Objective: Find the lines that include the string "Manager" and report how many there are. Give no other text.

Dataset excerpts:

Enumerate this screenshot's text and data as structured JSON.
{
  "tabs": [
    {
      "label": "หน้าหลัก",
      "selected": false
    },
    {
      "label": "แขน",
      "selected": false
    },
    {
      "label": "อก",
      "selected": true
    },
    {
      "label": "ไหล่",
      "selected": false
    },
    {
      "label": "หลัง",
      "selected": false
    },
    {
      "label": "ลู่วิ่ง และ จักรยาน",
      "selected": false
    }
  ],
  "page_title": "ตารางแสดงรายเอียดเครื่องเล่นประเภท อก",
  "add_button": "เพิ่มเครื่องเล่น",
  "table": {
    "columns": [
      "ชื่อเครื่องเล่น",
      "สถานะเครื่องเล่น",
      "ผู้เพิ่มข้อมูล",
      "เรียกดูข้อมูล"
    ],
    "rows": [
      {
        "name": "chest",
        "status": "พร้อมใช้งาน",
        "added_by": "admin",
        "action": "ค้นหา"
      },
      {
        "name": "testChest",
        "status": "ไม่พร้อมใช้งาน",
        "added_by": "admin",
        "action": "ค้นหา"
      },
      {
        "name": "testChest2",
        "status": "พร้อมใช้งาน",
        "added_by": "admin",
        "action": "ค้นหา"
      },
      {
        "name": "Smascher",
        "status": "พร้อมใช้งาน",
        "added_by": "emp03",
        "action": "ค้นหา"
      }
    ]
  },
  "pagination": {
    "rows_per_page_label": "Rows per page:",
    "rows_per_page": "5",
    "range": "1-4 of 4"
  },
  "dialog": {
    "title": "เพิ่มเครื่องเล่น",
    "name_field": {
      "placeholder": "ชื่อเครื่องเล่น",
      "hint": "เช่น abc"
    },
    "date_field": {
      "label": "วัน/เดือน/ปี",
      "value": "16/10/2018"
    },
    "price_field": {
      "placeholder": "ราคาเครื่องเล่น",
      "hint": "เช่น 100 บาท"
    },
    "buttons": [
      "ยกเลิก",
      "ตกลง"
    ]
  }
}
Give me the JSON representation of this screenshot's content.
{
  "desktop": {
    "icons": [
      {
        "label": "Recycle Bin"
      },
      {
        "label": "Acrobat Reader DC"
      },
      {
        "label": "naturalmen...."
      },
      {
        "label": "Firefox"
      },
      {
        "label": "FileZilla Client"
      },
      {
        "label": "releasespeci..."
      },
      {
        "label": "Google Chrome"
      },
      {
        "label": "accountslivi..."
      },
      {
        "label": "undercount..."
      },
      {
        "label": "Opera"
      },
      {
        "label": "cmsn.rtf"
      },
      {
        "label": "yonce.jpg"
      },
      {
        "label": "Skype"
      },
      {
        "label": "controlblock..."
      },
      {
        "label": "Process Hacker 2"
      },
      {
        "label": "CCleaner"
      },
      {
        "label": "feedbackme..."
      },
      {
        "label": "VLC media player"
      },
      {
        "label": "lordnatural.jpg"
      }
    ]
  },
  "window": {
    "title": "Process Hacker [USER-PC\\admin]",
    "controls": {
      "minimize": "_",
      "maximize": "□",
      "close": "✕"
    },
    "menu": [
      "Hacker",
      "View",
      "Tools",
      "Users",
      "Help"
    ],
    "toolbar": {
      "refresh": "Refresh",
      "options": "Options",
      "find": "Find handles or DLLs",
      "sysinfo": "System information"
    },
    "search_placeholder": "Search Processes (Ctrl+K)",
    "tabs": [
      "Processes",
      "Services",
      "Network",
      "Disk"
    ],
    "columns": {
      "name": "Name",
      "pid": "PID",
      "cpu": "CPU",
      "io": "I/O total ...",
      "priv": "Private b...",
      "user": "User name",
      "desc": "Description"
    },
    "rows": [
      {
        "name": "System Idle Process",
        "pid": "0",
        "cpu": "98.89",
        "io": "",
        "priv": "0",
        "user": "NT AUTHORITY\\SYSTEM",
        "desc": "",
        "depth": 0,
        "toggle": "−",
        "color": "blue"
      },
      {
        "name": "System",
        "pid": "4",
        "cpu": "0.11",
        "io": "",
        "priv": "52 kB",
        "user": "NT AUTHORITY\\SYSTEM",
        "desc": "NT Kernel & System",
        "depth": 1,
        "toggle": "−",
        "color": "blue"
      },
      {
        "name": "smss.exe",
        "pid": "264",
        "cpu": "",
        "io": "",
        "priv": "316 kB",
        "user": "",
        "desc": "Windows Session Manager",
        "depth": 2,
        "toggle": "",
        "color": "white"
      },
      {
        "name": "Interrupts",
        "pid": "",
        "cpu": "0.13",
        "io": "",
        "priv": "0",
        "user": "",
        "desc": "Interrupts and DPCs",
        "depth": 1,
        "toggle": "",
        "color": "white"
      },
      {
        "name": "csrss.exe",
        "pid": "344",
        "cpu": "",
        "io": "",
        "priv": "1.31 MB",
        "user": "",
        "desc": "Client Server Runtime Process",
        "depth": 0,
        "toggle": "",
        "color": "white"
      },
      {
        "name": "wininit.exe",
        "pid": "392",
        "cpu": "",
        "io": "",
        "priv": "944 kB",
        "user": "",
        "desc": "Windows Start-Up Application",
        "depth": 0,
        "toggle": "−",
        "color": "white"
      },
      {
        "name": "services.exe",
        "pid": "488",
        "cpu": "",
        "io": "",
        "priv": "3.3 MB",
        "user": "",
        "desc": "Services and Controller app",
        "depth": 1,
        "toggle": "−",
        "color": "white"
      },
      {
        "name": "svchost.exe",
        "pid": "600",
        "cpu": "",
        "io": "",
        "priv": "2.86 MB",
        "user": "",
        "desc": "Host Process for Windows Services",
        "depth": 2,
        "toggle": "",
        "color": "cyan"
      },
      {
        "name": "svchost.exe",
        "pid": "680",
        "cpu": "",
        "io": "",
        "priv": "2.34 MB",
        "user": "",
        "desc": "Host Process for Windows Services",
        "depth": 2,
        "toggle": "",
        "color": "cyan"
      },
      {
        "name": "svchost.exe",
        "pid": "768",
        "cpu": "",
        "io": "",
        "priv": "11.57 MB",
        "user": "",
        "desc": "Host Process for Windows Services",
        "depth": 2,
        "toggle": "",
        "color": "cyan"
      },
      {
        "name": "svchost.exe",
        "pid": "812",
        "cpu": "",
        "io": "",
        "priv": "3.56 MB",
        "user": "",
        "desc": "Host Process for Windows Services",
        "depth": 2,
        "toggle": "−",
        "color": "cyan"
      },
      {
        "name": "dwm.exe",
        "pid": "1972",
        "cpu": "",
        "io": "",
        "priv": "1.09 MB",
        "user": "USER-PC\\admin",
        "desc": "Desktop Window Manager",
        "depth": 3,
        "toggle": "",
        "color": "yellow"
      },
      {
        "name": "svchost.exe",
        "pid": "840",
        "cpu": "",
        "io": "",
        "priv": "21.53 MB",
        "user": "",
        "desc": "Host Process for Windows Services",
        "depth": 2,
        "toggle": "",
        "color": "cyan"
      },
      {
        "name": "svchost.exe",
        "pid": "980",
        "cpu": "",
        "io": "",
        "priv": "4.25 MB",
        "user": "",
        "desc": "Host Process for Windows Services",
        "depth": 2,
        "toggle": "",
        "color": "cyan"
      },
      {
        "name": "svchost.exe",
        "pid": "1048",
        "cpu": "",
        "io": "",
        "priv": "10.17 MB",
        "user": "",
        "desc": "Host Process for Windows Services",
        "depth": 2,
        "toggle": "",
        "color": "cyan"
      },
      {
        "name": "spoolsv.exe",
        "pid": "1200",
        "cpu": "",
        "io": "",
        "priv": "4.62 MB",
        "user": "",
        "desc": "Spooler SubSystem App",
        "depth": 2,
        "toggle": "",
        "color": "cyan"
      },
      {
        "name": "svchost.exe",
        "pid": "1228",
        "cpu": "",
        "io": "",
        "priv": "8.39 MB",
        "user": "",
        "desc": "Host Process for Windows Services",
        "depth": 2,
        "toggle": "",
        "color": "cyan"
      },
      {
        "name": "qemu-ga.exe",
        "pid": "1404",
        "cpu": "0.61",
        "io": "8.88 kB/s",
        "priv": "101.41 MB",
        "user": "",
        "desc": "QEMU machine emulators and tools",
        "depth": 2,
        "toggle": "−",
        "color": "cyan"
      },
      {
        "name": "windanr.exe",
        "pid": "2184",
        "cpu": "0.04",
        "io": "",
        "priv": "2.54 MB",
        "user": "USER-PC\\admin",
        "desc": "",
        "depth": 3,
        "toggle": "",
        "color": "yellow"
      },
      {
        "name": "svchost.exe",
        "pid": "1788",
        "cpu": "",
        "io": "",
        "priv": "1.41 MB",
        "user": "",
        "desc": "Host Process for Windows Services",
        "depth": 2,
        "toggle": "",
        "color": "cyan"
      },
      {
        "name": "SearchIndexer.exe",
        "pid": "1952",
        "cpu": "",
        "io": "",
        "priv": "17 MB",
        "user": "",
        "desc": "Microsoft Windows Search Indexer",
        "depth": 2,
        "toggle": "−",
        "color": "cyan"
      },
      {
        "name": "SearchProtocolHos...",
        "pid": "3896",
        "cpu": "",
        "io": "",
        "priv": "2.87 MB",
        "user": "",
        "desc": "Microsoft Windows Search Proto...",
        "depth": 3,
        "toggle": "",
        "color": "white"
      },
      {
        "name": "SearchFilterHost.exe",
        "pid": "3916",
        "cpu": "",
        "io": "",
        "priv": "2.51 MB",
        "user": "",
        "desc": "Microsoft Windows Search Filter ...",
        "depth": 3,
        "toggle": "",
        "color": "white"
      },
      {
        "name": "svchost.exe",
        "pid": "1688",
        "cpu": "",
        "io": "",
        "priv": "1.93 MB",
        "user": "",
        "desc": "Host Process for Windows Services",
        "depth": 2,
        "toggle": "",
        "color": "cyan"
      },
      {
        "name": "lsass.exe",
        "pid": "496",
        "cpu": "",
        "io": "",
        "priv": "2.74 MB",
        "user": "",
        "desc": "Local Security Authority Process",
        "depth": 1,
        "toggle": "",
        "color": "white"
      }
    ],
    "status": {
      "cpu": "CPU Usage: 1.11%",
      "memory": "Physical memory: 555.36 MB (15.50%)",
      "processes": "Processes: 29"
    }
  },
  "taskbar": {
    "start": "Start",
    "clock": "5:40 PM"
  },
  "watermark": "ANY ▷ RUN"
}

Response for this exercise: 2